_Instruction_: Scan the listing below. Report each line that includes "Analysis".

==== Extracted data ====

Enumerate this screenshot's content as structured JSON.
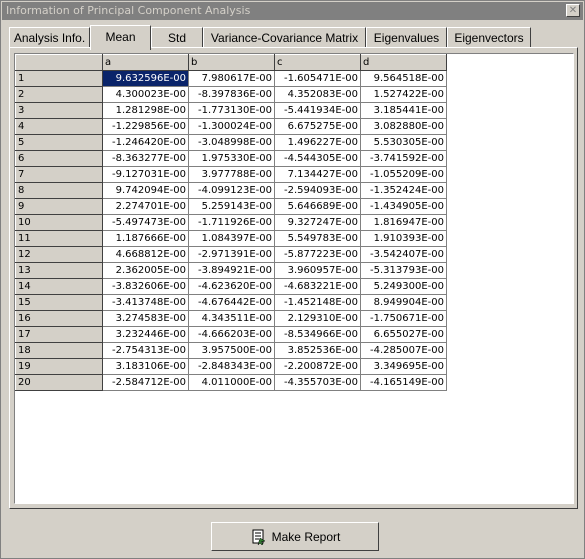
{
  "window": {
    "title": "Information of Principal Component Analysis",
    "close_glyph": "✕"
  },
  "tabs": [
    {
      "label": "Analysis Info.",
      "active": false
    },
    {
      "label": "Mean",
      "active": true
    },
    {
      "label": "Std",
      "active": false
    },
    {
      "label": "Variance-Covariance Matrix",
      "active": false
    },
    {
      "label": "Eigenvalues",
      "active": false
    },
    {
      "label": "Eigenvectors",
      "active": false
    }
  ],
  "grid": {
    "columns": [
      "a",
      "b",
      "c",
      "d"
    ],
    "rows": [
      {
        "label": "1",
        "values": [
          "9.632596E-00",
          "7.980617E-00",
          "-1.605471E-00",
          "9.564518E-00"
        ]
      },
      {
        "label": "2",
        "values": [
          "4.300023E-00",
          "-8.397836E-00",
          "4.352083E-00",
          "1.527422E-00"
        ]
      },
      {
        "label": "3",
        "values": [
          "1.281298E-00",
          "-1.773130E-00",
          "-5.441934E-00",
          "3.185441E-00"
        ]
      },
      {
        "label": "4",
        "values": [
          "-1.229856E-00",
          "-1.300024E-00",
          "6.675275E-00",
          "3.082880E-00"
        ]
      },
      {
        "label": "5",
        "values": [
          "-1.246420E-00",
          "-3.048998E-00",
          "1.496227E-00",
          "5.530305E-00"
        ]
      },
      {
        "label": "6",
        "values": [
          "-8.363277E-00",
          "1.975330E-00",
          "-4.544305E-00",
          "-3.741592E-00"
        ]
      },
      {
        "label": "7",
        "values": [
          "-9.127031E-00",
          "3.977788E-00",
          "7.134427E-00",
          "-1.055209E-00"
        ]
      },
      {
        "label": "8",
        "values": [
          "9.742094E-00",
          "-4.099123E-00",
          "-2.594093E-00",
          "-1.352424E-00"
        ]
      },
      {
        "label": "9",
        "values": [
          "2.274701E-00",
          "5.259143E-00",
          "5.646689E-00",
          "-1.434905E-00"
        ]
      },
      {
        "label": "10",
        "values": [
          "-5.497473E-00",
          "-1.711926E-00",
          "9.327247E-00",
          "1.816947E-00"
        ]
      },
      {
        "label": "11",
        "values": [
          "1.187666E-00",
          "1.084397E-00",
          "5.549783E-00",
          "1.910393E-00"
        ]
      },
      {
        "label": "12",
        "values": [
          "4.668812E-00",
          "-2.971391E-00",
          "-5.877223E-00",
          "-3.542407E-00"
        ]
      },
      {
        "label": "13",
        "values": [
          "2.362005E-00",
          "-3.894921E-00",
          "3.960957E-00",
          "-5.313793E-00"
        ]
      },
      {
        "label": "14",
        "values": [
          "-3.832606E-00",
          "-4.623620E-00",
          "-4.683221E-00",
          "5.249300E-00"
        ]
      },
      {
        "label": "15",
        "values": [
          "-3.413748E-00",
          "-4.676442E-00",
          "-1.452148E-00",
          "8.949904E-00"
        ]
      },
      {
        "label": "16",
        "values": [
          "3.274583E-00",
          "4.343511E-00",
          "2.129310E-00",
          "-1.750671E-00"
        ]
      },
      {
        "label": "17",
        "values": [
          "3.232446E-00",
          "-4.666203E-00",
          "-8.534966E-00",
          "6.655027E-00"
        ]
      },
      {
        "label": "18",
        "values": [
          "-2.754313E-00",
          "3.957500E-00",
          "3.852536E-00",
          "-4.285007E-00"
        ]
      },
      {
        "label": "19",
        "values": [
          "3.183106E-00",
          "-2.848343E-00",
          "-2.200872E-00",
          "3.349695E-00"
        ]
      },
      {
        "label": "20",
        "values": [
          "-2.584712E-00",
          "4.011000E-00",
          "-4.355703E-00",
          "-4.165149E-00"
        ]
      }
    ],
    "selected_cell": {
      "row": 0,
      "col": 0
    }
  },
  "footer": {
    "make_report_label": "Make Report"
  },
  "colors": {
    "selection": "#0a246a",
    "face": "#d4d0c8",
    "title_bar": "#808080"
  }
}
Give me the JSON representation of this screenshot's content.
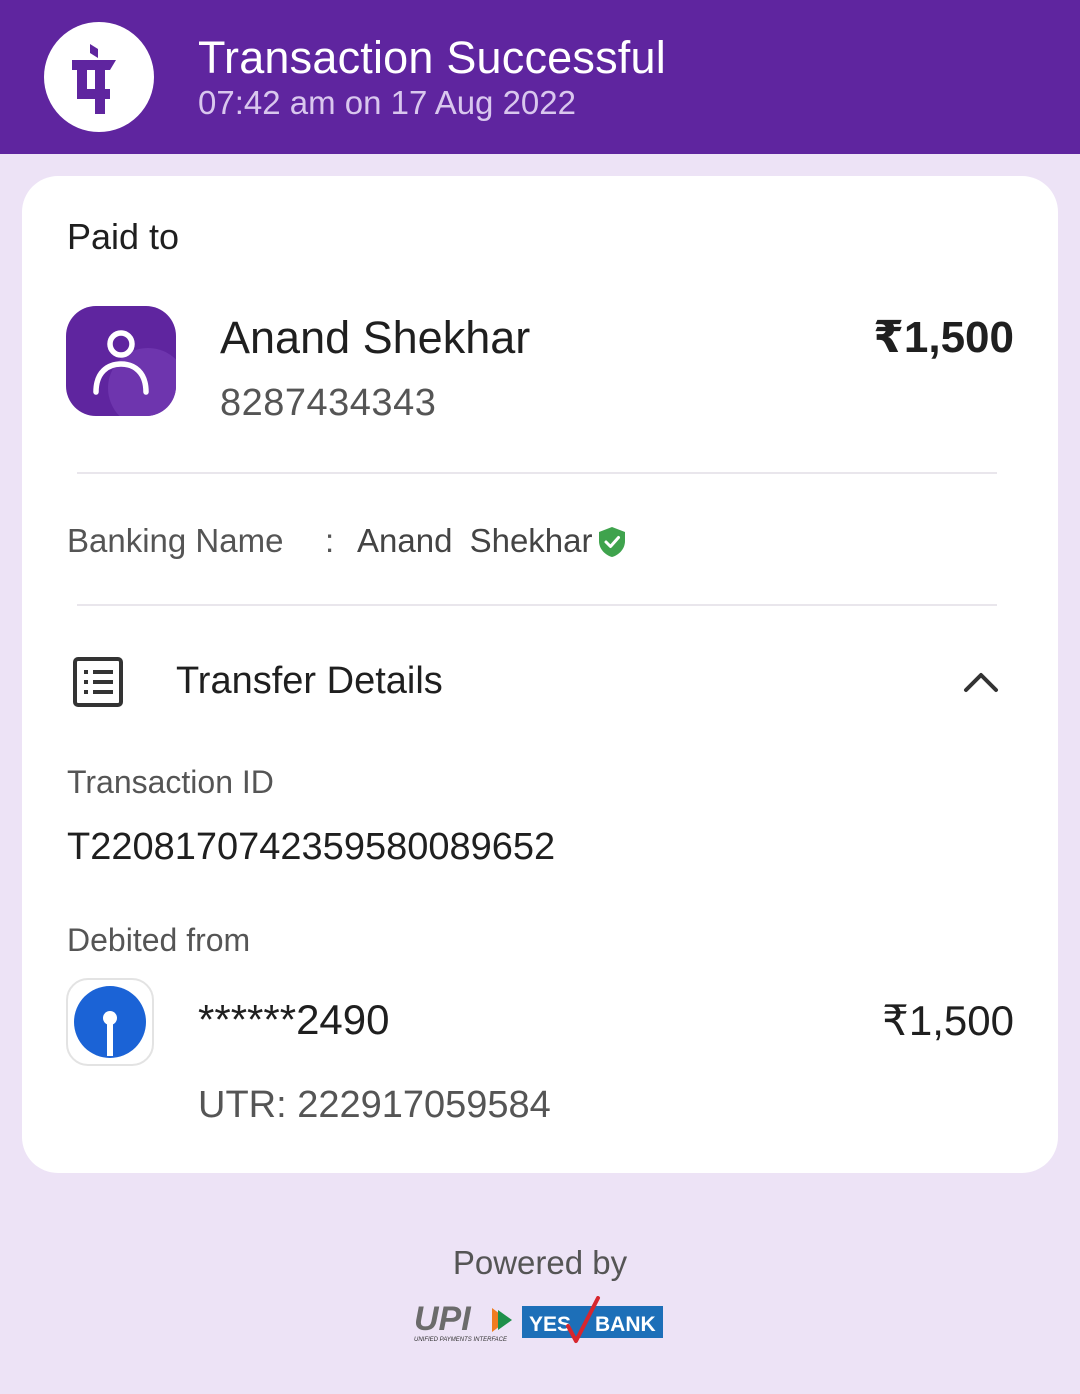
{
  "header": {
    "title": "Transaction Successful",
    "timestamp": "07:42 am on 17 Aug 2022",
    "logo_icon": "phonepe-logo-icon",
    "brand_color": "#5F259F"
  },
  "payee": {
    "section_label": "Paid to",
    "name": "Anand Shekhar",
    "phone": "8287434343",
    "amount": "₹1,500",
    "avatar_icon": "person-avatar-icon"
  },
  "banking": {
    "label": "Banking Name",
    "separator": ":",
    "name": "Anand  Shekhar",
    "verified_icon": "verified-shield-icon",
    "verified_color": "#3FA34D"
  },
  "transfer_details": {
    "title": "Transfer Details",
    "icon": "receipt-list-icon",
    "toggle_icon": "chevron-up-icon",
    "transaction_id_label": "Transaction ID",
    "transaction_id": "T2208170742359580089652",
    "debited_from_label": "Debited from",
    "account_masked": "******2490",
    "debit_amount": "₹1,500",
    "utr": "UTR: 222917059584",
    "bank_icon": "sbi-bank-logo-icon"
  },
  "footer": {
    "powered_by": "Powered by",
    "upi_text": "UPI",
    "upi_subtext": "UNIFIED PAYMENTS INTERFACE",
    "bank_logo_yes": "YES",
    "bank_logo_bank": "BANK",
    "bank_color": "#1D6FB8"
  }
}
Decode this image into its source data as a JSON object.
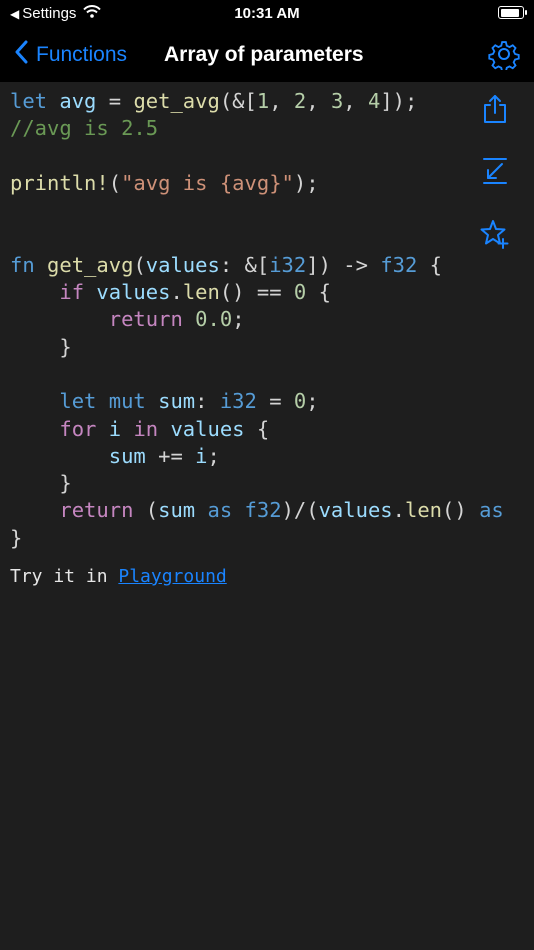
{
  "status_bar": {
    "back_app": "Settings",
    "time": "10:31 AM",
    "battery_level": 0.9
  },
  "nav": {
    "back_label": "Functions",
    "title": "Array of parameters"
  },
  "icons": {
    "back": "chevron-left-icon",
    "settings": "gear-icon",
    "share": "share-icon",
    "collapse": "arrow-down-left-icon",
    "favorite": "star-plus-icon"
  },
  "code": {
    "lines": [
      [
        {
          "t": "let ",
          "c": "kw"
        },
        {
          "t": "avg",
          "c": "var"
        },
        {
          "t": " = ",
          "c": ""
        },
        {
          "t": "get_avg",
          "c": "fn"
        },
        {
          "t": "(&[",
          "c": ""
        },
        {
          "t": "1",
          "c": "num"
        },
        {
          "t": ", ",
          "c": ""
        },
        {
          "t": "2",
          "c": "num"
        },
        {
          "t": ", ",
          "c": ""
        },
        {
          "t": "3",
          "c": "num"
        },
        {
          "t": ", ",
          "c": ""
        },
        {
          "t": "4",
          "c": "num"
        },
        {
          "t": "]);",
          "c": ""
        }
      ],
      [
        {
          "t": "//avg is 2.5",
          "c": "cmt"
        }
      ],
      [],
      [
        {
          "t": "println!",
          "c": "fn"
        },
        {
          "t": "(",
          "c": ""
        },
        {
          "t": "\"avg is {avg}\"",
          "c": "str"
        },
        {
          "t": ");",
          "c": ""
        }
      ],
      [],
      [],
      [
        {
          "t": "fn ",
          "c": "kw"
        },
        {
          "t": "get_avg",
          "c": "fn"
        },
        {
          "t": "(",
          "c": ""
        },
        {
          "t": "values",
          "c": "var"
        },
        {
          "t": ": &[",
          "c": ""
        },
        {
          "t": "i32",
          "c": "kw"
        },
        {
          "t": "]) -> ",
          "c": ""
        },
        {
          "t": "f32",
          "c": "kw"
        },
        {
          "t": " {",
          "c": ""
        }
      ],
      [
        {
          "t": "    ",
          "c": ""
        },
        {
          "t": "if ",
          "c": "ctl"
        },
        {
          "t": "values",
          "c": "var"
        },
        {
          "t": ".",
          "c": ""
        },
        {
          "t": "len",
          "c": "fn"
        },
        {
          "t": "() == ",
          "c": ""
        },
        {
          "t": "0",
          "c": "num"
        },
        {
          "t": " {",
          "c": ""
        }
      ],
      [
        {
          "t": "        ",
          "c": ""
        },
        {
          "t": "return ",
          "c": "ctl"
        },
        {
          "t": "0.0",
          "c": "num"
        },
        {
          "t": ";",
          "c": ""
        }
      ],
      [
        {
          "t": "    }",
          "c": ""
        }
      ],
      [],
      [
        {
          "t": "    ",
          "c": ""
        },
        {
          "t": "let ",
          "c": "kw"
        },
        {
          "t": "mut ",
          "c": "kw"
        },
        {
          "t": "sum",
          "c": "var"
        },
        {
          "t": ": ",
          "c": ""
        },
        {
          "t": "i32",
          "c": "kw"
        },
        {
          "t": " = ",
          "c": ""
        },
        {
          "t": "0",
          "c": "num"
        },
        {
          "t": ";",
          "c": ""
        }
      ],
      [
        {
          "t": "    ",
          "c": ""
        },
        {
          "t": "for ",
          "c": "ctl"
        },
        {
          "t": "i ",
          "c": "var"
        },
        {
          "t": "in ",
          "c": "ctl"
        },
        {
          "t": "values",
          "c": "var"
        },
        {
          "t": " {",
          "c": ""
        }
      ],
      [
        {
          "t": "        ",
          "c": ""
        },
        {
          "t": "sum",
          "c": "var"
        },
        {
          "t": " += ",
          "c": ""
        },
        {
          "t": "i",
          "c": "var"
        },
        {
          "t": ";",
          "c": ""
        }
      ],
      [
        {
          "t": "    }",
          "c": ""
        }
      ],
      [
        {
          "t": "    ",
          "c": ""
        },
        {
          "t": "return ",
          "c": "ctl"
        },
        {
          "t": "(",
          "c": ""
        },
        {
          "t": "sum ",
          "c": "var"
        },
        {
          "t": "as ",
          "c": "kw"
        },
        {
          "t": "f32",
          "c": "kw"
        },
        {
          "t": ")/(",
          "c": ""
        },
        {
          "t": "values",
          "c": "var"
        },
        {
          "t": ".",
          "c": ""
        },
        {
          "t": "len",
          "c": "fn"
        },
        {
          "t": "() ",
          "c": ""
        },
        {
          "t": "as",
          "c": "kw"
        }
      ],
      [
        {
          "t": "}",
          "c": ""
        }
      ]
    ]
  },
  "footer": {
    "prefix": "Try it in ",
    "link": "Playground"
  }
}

====

_The completed task_:
    "title": "Information of Principal Component Analysis",
      "label": "Analysis Info.",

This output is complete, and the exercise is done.